DATA EXTRACT >>
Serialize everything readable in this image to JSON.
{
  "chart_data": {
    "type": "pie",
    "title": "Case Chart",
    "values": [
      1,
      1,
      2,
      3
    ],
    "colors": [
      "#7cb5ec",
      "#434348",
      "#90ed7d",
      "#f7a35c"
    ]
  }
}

PROBLEM STATEMENT >>
Exactly as shown, repeat every record.

COMPLETED TASK >>
Serialize everything readable in this image to JSON.
{
  "chart_data": {
    "type": "pie",
    "title": "Case Chart",
    "values": [
      1,
      1,
      2,
      3
    ],
    "colors": [
      "#7cb5ec",
      "#434348",
      "#90ed7d",
      "#f7a35c"
    ]
  }
}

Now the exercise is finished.